>> begin

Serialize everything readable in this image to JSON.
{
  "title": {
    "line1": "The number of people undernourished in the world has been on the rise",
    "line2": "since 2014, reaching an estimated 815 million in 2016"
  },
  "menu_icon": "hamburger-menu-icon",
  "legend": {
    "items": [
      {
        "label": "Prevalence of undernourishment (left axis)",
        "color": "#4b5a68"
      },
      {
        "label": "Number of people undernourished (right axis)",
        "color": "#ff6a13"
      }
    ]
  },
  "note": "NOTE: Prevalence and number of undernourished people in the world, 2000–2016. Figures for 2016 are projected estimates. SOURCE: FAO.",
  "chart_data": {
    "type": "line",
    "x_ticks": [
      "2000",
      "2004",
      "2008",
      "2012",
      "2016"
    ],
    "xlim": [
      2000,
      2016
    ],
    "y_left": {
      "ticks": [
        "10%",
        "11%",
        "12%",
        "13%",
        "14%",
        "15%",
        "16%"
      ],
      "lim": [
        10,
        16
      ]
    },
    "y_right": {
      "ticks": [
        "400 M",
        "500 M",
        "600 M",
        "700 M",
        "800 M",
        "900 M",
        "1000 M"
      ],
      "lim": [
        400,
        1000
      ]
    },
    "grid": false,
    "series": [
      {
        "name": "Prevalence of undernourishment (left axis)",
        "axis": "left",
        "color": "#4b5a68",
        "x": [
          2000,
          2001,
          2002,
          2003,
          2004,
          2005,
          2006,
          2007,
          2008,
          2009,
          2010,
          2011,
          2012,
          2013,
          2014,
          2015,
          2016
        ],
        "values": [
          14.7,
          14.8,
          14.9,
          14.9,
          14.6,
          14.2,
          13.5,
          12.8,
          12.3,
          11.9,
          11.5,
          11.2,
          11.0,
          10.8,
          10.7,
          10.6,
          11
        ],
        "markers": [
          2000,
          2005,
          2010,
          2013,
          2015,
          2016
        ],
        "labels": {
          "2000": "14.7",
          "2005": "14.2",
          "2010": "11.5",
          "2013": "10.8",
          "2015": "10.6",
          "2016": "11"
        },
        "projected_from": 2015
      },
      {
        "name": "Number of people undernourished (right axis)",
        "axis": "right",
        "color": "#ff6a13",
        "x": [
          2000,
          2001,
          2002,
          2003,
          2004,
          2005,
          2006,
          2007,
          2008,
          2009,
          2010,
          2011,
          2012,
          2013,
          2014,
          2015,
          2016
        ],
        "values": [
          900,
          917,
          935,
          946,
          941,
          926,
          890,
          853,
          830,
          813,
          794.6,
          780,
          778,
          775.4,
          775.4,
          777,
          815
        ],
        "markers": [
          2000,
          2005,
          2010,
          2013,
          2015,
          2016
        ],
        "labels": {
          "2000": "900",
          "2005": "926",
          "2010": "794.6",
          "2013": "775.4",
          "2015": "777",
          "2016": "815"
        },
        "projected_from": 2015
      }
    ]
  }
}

>> end

→ **Written task**:
Please restate the data word for word, every record included.

→ **Solution to the problem**:
Serialize everything readable in this image to JSON.
{
  "title": {
    "line1": "The number of people undernourished in the world has been on the rise",
    "line2": "since 2014, reaching an estimated 815 million in 2016"
  },
  "menu_icon": "hamburger-menu-icon",
  "legend": {
    "items": [
      {
        "label": "Prevalence of undernourishment (left axis)",
        "color": "#4b5a68"
      },
      {
        "label": "Number of people undernourished (right axis)",
        "color": "#ff6a13"
      }
    ]
  },
  "note": "NOTE: Prevalence and number of undernourished people in the world, 2000–2016. Figures for 2016 are projected estimates. SOURCE: FAO.",
  "chart_data": {
    "type": "line",
    "x_ticks": [
      "2000",
      "2004",
      "2008",
      "2012",
      "2016"
    ],
    "xlim": [
      2000,
      2016
    ],
    "y_left": {
      "ticks": [
        "10%",
        "11%",
        "12%",
        "13%",
        "14%",
        "15%",
        "16%"
      ],
      "lim": [
        10,
        16
      ]
    },
    "y_right": {
      "ticks": [
        "400 M",
        "500 M",
        "600 M",
        "700 M",
        "800 M",
        "900 M",
        "1000 M"
      ],
      "lim": [
        400,
        1000
      ]
    },
    "grid": false,
    "series": [
      {
        "name": "Prevalence of undernourishment (left axis)",
        "axis": "left",
        "color": "#4b5a68",
        "x": [
          2000,
          2001,
          2002,
          2003,
          2004,
          2005,
          2006,
          2007,
          2008,
          2009,
          2010,
          2011,
          2012,
          2013,
          2014,
          2015,
          2016
        ],
        "values": [
          14.7,
          14.8,
          14.9,
          14.9,
          14.6,
          14.2,
          13.5,
          12.8,
          12.3,
          11.9,
          11.5,
          11.2,
          11.0,
          10.8,
          10.7,
          10.6,
          11
        ],
        "markers": [
          2000,
          2005,
          2010,
          2013,
          2015,
          2016
        ],
        "labels": {
          "2000": "14.7",
          "2005": "14.2",
          "2010": "11.5",
          "2013": "10.8",
          "2015": "10.6",
          "2016": "11"
        },
        "projected_from": 2015
      },
      {
        "name": "Number of people undernourished (right axis)",
        "axis": "right",
        "color": "#ff6a13",
        "x": [
          2000,
          2001,
          2002,
          2003,
          2004,
          2005,
          2006,
          2007,
          2008,
          2009,
          2010,
          2011,
          2012,
          2013,
          2014,
          2015,
          2016
        ],
        "values": [
          900,
          917,
          935,
          946,
          941,
          926,
          890,
          853,
          830,
          813,
          794.6,
          780,
          778,
          775.4,
          775.4,
          777,
          815
        ],
        "markers": [
          2000,
          2005,
          2010,
          2013,
          2015,
          2016
        ],
        "labels": {
          "2000": "900",
          "2005": "926",
          "2010": "794.6",
          "2013": "775.4",
          "2015": "777",
          "2016": "815"
        },
        "projected_from": 2015
      }
    ]
  }
}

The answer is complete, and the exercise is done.